Required task: Search the entries below. Return every line that has "screenshot" in it.

--- Recorded information ---

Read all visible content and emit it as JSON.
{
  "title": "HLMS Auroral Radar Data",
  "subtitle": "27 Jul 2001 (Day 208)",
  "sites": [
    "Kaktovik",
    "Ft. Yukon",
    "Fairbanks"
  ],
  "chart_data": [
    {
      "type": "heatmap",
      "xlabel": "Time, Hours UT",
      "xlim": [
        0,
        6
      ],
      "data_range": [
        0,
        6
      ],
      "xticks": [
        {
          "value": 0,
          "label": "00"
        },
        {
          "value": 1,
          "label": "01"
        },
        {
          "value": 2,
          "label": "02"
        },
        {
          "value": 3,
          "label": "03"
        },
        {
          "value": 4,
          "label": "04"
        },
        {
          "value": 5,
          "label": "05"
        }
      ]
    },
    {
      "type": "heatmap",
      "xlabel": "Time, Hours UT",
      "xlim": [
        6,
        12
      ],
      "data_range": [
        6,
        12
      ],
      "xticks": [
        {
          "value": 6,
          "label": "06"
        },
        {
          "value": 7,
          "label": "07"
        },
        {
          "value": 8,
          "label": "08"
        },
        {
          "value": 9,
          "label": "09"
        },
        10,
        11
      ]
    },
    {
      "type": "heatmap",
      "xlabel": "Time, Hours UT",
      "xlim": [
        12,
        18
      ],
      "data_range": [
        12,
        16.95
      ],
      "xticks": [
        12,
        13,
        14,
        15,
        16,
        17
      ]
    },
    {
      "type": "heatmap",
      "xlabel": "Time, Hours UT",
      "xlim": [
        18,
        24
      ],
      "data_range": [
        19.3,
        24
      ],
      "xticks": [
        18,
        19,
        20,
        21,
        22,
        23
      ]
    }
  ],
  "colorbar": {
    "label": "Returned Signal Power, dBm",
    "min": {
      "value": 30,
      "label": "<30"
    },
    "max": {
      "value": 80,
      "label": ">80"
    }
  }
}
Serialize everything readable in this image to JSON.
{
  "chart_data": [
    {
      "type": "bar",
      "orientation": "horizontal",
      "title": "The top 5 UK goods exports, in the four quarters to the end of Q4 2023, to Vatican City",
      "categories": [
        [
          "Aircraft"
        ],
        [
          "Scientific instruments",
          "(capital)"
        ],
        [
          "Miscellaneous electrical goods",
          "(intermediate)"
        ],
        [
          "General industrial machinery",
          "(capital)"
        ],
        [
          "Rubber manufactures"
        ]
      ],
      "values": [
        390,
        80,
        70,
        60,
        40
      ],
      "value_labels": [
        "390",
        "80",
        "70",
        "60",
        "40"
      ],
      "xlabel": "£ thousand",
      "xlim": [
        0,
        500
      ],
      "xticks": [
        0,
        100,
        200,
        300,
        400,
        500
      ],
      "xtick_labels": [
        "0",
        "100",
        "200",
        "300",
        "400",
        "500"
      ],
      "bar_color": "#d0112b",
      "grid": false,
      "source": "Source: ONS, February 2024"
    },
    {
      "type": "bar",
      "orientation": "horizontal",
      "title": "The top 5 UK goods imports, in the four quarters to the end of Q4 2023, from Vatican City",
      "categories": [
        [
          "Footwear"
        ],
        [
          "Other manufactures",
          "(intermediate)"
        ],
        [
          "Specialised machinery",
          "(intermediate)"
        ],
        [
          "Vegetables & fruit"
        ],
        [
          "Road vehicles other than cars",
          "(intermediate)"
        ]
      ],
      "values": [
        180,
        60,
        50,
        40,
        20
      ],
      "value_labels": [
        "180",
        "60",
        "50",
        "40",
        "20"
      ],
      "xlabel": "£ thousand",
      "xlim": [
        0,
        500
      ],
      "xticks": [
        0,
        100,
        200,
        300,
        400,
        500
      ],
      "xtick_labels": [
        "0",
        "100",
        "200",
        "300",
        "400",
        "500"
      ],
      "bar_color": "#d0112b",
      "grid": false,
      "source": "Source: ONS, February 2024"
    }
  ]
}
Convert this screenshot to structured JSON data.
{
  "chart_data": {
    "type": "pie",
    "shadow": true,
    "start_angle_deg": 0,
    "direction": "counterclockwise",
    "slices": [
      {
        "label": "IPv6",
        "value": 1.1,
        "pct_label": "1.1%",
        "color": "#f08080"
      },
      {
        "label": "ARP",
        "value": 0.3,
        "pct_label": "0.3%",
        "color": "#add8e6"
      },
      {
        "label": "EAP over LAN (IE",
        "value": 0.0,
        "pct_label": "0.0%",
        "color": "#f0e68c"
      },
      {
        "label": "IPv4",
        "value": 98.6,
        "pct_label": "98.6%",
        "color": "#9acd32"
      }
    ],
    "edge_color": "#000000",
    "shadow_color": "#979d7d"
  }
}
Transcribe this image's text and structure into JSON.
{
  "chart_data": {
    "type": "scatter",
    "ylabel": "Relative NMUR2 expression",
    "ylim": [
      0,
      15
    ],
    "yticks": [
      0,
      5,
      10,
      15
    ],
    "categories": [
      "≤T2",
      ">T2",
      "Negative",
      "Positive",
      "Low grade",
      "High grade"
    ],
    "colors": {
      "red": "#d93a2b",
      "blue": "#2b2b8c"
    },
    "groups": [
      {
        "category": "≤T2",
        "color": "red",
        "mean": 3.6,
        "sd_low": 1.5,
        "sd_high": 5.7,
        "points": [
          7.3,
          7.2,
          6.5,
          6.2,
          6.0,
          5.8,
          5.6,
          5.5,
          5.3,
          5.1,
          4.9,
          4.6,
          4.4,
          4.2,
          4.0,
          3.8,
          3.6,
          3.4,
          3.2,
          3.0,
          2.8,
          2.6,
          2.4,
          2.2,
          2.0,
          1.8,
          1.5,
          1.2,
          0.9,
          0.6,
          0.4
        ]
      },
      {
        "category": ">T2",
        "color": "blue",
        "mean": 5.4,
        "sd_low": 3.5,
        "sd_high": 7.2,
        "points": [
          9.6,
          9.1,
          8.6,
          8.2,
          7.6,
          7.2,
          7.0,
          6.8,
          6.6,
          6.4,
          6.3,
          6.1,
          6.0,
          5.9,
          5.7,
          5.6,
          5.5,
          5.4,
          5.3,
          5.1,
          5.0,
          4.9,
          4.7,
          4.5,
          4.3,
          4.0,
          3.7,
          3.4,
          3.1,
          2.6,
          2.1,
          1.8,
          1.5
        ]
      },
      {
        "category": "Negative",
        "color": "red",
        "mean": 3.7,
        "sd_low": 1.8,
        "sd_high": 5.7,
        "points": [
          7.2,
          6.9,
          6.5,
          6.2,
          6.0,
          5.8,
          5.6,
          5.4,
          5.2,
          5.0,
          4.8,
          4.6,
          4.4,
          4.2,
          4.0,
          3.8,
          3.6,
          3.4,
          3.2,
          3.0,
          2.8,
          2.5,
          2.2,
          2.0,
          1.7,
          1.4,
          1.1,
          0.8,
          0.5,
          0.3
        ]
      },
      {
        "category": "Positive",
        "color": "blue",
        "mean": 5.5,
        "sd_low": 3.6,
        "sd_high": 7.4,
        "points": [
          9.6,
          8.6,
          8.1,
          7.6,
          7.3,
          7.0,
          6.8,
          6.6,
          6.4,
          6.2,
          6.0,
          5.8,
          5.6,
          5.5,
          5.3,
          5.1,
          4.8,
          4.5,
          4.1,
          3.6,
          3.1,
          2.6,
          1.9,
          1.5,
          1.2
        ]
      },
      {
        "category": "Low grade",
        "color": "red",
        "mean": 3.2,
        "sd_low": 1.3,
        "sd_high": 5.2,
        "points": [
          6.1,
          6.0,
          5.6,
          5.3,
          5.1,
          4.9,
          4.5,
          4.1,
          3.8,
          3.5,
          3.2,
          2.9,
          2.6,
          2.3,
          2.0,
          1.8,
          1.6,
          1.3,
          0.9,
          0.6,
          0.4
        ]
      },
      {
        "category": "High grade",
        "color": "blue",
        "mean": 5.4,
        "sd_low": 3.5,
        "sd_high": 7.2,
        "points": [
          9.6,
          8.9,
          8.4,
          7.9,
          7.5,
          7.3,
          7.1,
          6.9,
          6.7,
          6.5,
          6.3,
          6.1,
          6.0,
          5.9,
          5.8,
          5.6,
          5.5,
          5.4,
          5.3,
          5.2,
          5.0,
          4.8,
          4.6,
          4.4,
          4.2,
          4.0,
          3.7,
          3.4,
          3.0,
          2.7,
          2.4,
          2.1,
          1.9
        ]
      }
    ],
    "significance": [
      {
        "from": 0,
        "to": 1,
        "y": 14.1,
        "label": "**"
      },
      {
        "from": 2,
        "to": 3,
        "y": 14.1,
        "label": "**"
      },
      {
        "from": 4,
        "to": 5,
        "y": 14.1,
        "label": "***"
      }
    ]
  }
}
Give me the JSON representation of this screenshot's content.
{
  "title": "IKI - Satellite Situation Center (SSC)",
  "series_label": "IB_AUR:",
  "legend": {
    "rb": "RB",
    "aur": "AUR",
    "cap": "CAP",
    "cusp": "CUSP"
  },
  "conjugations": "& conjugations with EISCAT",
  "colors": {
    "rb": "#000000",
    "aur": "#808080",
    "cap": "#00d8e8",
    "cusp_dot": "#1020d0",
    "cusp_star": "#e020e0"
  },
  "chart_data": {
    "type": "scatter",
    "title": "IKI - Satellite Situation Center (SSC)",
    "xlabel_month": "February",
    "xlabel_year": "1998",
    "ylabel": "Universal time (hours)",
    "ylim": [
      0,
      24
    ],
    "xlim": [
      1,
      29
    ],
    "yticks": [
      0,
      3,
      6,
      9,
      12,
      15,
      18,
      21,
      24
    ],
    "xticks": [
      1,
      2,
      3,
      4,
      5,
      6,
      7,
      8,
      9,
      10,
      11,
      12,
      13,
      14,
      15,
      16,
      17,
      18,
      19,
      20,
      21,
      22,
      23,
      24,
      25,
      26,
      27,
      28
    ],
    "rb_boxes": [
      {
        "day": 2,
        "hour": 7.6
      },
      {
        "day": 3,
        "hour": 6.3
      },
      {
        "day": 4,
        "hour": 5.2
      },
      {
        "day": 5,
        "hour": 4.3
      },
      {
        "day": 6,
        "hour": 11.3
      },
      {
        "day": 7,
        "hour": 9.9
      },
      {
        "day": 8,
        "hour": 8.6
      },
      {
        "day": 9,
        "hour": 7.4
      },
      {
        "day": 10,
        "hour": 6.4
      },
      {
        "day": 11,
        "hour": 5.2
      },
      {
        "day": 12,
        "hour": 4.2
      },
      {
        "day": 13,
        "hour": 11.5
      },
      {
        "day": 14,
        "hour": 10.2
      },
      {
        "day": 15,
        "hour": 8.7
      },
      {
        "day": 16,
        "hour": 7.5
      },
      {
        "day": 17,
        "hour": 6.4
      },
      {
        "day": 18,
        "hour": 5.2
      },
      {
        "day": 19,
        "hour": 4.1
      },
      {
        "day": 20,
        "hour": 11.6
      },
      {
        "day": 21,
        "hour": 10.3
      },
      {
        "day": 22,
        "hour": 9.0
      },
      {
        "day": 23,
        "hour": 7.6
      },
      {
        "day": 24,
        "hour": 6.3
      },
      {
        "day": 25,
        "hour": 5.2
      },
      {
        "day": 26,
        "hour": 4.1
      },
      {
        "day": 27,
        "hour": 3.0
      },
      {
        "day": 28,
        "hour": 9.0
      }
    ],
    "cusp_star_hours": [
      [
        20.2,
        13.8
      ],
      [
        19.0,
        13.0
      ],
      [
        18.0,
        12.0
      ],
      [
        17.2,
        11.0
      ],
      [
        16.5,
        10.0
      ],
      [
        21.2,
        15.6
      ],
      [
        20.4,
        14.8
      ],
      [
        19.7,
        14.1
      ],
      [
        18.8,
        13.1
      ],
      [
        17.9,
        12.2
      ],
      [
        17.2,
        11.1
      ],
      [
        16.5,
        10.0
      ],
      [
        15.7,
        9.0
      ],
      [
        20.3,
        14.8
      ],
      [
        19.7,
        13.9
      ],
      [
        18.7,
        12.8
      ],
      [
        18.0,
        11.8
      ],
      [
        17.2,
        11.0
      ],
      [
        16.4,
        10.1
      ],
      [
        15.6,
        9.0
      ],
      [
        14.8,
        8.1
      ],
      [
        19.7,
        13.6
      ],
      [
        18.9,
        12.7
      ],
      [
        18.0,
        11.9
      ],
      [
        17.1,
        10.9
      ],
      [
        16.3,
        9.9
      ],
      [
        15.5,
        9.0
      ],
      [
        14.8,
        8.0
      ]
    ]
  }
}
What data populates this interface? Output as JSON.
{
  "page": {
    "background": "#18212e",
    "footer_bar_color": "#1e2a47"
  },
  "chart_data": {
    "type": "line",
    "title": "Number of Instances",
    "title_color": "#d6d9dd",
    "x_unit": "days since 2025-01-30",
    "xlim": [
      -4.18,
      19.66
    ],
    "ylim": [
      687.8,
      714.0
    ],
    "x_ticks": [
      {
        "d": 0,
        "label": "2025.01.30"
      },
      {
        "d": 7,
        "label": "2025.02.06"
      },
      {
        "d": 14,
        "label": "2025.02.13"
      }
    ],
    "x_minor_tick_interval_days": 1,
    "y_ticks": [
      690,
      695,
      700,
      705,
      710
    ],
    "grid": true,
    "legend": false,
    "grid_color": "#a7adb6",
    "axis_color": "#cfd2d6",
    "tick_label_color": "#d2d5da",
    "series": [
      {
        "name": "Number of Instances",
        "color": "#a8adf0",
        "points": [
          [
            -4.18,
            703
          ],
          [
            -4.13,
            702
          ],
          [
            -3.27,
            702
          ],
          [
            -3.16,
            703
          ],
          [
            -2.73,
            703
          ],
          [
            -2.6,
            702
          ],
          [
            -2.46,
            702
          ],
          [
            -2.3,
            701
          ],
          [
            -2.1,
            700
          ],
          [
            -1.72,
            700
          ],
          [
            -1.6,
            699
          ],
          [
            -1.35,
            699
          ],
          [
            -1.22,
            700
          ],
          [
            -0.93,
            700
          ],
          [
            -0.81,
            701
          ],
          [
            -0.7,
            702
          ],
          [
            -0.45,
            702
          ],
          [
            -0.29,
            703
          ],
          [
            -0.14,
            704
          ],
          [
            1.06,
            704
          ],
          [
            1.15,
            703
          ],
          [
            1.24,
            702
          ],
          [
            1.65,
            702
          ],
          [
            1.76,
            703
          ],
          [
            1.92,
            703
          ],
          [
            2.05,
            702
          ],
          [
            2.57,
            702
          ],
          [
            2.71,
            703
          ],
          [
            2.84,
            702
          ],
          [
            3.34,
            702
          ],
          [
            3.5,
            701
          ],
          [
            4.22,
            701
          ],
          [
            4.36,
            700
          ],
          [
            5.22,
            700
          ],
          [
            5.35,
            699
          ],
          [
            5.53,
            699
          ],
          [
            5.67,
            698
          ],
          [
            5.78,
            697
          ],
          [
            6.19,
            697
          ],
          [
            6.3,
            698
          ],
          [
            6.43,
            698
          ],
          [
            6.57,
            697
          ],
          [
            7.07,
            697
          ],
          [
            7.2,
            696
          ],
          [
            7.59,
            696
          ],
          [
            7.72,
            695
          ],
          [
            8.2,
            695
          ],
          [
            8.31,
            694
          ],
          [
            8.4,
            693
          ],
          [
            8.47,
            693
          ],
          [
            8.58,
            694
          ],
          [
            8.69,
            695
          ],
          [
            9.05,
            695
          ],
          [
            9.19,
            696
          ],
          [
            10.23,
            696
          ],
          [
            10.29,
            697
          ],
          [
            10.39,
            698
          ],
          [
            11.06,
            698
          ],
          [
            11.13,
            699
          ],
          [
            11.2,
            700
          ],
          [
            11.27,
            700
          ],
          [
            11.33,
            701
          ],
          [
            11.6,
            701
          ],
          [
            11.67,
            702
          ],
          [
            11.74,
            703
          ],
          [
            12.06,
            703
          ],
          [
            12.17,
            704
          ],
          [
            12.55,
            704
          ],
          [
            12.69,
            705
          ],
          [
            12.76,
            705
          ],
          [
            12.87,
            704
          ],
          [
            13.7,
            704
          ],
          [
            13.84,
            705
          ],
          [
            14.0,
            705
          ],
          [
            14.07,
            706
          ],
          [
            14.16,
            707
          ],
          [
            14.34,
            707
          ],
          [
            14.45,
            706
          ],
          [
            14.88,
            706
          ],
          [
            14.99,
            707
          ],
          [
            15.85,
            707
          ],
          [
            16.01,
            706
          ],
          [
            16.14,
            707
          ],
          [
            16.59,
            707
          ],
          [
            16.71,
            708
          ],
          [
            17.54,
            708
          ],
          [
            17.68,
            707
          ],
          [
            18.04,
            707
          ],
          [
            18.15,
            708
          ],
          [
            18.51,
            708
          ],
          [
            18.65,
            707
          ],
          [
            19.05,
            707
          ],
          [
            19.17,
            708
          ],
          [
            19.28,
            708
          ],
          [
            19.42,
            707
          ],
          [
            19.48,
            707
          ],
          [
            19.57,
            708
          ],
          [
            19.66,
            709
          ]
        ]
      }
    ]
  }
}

---

Written response:
Convert this screenshot to structured JSON data.
Give me the JSON representation of this screenshot's content.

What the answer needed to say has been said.